— Begin —

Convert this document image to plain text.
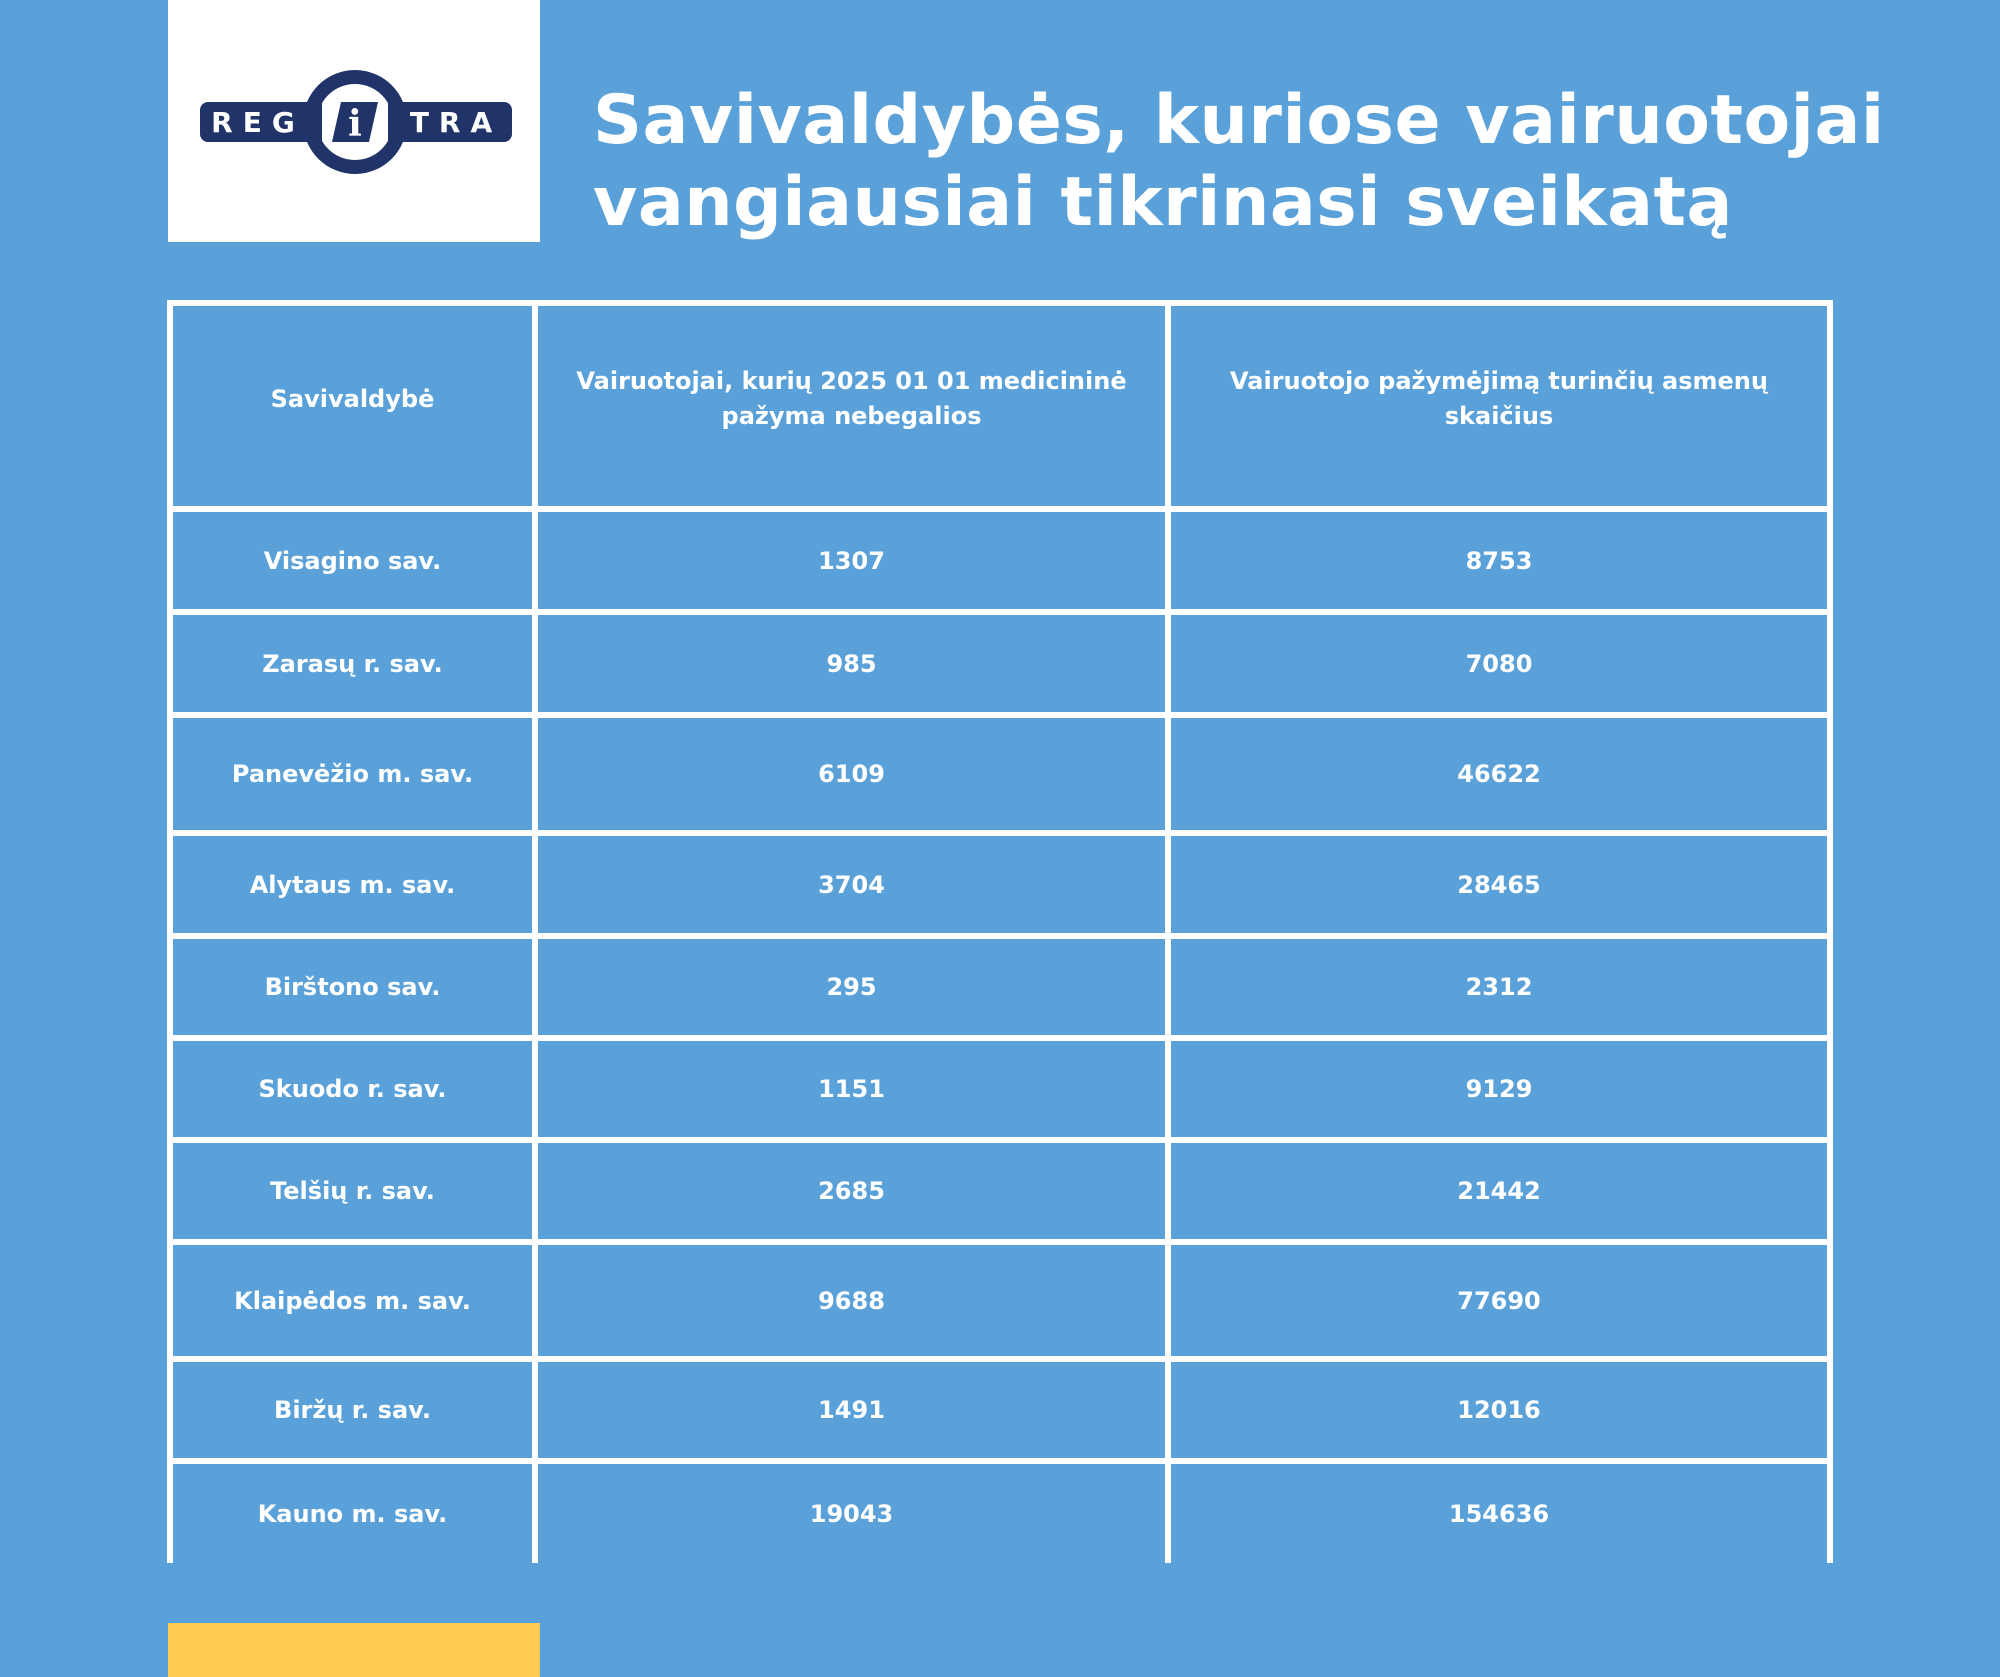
REG i TRA Savivaldybės, kuriose vairuotojai
vangiausiai tikrinasi sveikatą
Savivaldybė	Vairuotojai, kurių 2025 01 01 medicininė pažyma nebegalios	Vairuotojo pažymėjimą turinčių asmenų skaičius
Visagino sav.	1307	8753
Zarasų r. sav.	985	7080
Panevėžio m. sav.	6109	46622
Alytaus m. sav.	3704	28465
Birštono sav.	295	2312
Skuodo r. sav.	1151	9129
Telšių r. sav.	2685	21442
Klaipėdos m. sav.	9688	77690
Biržų r. sav.	1491	12016
Kauno m. sav.	19043	154636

— End —

WHAT YOU NEED TO DO
Output the records above exactly as they are, leaving out the pictures.

SOLUTION TO THIS EXERCISE
Convert this document image to plain text.
REG i TRA Savivaldybės, kuriose vairuotojai
vangiausiai tikrinasi sveikatą
Savivaldybė	Vairuotojai, kurių 2025 01 01 medicininė pažyma nebegalios	Vairuotojo pažymėjimą turinčių asmenų skaičius
Visagino sav.	1307	8753
Zarasų r. sav.	985	7080
Panevėžio m. sav.	6109	46622
Alytaus m. sav.	3704	28465
Birštono sav.	295	2312
Skuodo r. sav.	1151	9129
Telšių r. sav.	2685	21442
Klaipėdos m. sav.	9688	77690
Biržų r. sav.	1491	12016
Kauno m. sav.	19043	154636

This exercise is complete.